(Extracted data entries)

◆ ◆ ◆ ◆ ◆ ◆ ◆

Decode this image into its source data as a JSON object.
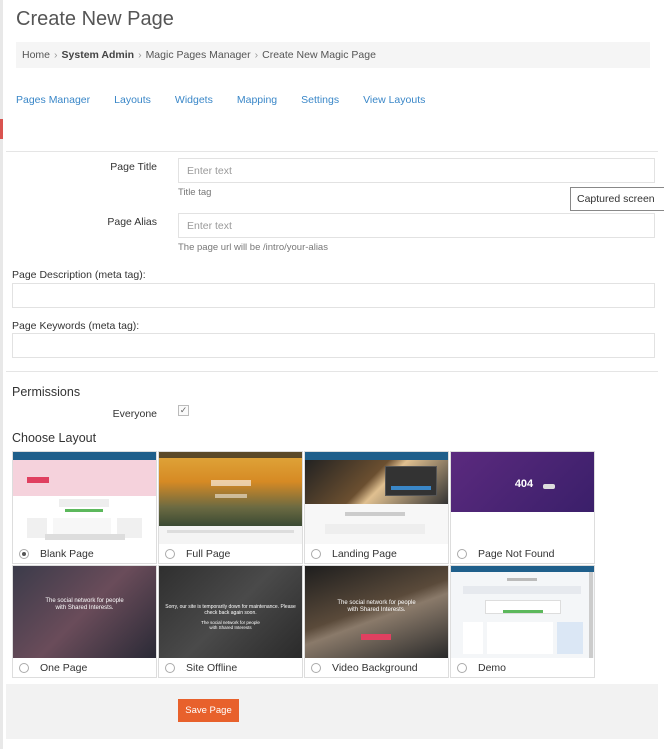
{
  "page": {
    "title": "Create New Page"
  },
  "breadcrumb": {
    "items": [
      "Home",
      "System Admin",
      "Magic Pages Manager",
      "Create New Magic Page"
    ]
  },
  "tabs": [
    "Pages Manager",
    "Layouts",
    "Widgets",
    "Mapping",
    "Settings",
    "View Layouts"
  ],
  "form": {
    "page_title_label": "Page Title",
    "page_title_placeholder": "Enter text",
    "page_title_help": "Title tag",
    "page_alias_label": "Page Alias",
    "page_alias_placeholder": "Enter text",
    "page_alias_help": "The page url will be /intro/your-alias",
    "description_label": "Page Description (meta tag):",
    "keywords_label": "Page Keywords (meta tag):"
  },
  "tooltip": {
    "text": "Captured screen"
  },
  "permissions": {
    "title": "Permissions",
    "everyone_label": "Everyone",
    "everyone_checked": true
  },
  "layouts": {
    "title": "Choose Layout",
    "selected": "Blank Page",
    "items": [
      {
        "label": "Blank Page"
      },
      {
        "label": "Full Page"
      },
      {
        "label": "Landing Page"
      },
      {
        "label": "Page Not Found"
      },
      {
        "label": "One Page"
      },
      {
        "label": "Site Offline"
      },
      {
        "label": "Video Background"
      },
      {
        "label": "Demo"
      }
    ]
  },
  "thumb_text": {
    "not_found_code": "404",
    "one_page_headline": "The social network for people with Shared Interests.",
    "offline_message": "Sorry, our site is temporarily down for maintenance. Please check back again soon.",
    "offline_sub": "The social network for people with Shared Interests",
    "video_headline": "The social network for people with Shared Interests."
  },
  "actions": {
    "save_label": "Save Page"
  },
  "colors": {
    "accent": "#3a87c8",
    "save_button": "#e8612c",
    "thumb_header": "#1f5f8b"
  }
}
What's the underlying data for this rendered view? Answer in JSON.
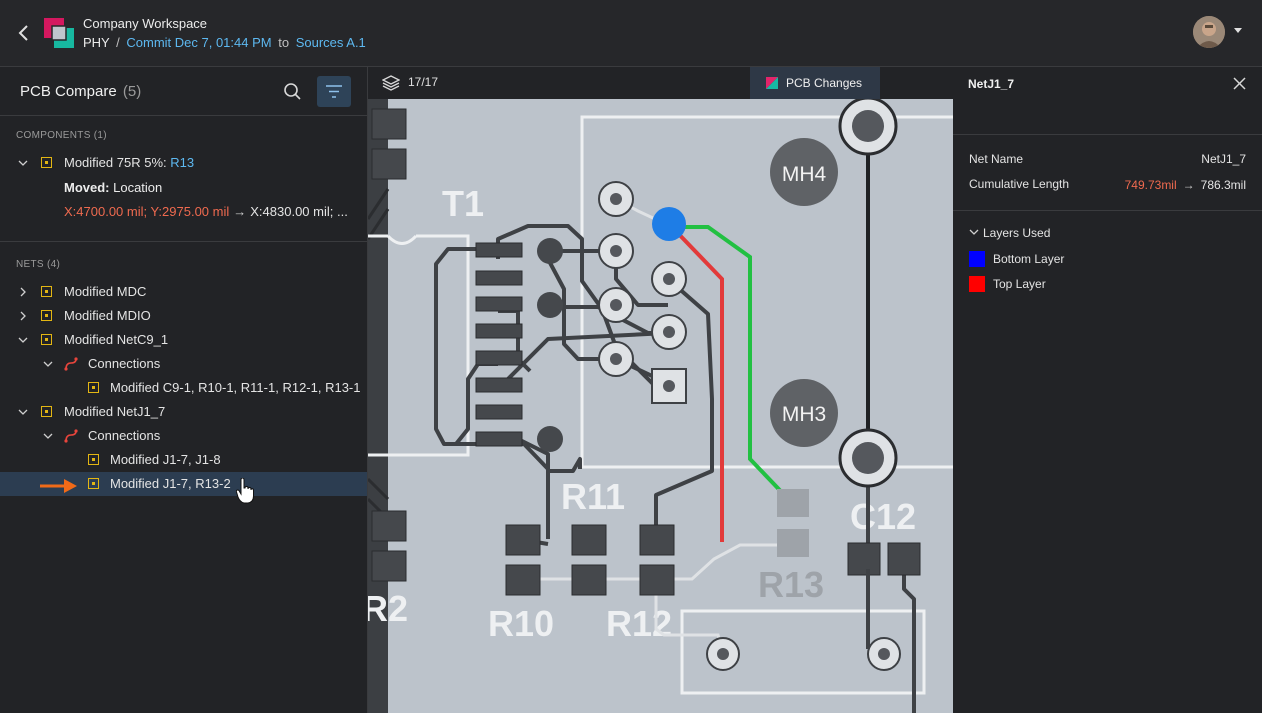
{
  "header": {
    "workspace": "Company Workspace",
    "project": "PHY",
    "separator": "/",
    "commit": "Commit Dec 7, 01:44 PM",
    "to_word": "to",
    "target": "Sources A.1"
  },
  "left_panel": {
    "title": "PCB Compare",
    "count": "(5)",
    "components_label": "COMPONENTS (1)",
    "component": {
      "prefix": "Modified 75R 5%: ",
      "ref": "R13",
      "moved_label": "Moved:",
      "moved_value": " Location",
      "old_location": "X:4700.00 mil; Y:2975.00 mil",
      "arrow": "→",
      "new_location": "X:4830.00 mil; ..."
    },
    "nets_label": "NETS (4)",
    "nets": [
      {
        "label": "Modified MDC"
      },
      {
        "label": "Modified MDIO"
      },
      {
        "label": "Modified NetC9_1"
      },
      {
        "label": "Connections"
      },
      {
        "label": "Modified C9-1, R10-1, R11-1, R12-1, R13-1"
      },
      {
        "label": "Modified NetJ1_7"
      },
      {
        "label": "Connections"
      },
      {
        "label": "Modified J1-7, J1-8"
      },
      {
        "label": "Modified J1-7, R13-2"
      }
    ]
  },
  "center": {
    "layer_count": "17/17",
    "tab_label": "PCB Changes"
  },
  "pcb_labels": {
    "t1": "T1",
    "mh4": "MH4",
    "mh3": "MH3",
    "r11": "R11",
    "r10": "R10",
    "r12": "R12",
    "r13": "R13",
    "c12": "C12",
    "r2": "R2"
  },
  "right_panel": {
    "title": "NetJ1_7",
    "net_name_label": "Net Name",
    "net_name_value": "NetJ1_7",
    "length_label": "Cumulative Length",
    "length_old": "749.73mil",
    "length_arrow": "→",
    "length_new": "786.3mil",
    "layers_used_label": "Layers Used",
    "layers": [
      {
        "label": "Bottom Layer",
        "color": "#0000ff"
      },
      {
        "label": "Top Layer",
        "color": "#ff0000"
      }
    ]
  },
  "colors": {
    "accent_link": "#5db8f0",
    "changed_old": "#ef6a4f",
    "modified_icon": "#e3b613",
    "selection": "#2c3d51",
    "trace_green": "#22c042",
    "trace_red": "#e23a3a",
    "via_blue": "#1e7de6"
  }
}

◆ ◆ ◆ ◆ ◆ ◆ ◆

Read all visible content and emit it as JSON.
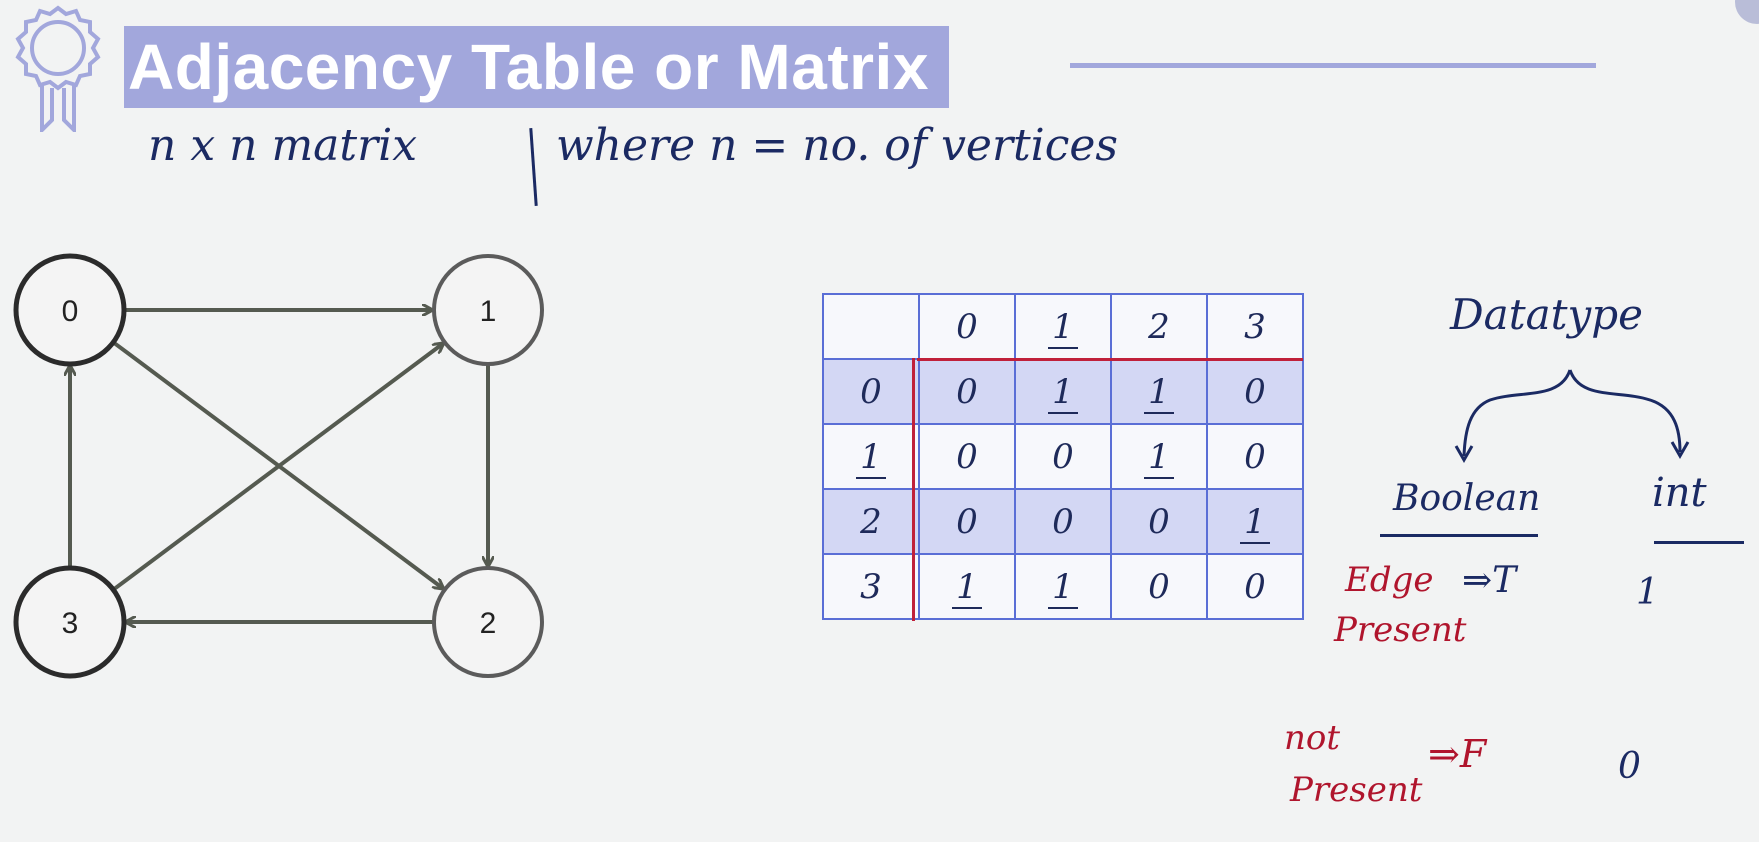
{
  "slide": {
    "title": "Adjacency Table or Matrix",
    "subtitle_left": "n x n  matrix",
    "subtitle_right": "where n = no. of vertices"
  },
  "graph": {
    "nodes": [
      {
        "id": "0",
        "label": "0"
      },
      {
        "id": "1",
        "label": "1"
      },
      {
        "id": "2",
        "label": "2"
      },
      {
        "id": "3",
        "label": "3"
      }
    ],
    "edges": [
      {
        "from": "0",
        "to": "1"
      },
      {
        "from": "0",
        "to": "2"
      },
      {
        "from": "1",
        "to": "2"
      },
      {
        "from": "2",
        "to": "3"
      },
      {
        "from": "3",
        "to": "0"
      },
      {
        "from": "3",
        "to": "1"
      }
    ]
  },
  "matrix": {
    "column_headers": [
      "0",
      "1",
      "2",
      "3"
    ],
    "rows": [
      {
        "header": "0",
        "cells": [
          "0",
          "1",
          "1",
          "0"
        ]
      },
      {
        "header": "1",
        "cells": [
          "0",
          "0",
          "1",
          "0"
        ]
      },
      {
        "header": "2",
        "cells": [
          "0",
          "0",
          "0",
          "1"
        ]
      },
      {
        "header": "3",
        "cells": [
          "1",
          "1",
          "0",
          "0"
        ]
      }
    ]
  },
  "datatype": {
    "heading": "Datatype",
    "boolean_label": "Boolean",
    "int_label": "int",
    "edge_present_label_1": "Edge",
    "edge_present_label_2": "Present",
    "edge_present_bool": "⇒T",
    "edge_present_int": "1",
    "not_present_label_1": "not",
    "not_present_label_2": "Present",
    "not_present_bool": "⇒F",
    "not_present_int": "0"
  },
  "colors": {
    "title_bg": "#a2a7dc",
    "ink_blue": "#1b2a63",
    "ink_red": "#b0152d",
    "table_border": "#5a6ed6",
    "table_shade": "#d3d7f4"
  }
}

◆ ◆ ◆ ◆ ◆ ◆ ◆

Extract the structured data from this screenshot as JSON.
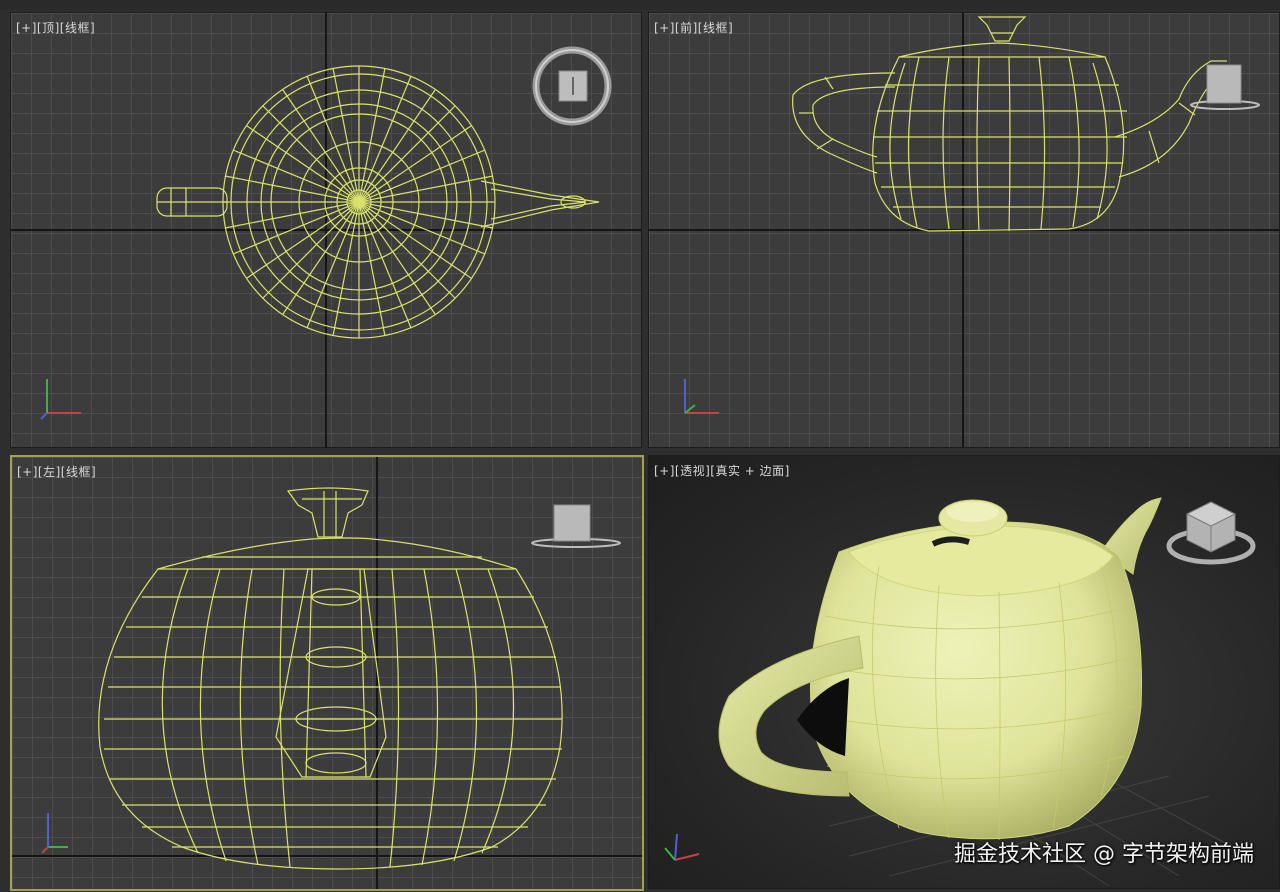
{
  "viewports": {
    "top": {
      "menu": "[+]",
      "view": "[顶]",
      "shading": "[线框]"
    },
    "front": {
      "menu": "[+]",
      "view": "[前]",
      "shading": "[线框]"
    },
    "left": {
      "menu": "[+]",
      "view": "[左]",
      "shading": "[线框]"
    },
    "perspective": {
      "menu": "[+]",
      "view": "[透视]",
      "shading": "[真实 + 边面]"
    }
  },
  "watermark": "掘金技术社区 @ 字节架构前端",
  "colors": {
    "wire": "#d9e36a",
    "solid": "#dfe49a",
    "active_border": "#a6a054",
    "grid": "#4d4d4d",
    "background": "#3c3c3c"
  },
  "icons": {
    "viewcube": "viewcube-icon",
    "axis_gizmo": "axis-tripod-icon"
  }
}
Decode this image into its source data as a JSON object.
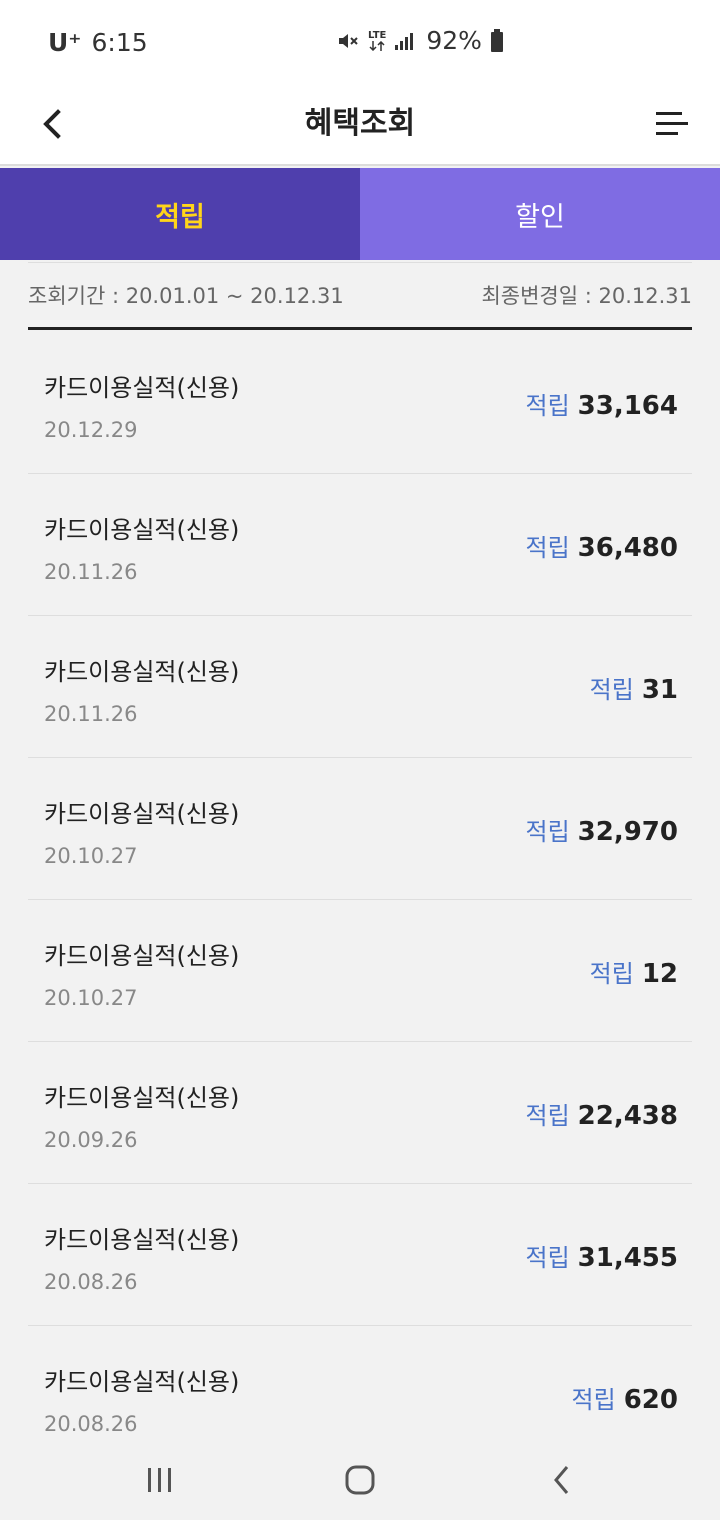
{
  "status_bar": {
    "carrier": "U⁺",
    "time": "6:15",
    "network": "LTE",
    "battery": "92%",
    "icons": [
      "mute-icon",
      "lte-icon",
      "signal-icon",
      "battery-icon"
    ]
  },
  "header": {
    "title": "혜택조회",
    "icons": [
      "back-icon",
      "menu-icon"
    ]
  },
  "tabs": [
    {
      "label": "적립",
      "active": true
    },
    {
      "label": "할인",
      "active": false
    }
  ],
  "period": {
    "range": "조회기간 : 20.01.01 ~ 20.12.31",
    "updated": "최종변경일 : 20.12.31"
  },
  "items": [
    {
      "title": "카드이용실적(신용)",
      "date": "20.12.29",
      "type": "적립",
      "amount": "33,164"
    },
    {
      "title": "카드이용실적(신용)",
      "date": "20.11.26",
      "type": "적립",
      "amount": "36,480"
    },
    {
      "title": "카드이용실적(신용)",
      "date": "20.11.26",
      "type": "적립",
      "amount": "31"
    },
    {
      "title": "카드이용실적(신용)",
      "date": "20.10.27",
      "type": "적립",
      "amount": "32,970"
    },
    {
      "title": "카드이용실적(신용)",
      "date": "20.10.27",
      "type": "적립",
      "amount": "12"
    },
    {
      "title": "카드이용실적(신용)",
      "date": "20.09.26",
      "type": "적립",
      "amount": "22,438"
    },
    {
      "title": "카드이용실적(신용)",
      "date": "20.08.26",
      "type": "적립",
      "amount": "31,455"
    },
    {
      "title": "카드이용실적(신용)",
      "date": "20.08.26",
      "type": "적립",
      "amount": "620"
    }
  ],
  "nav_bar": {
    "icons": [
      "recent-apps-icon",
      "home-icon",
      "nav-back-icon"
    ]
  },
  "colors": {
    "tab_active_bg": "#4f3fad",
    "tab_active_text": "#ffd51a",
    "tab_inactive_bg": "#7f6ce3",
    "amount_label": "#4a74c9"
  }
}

◆ ◆ ◆ ◆ ◆ ◆ ◆

[Written request]:
Pull every line containing "network" from the material above.

[Answer below]:
    "one_page_headline": "The social network for people with Shared Interests.",
    "offline_sub": "The social network for people with Shared Interests",
    "video_headline": "The social network for people with Shared Interests."
    "network": "LTE",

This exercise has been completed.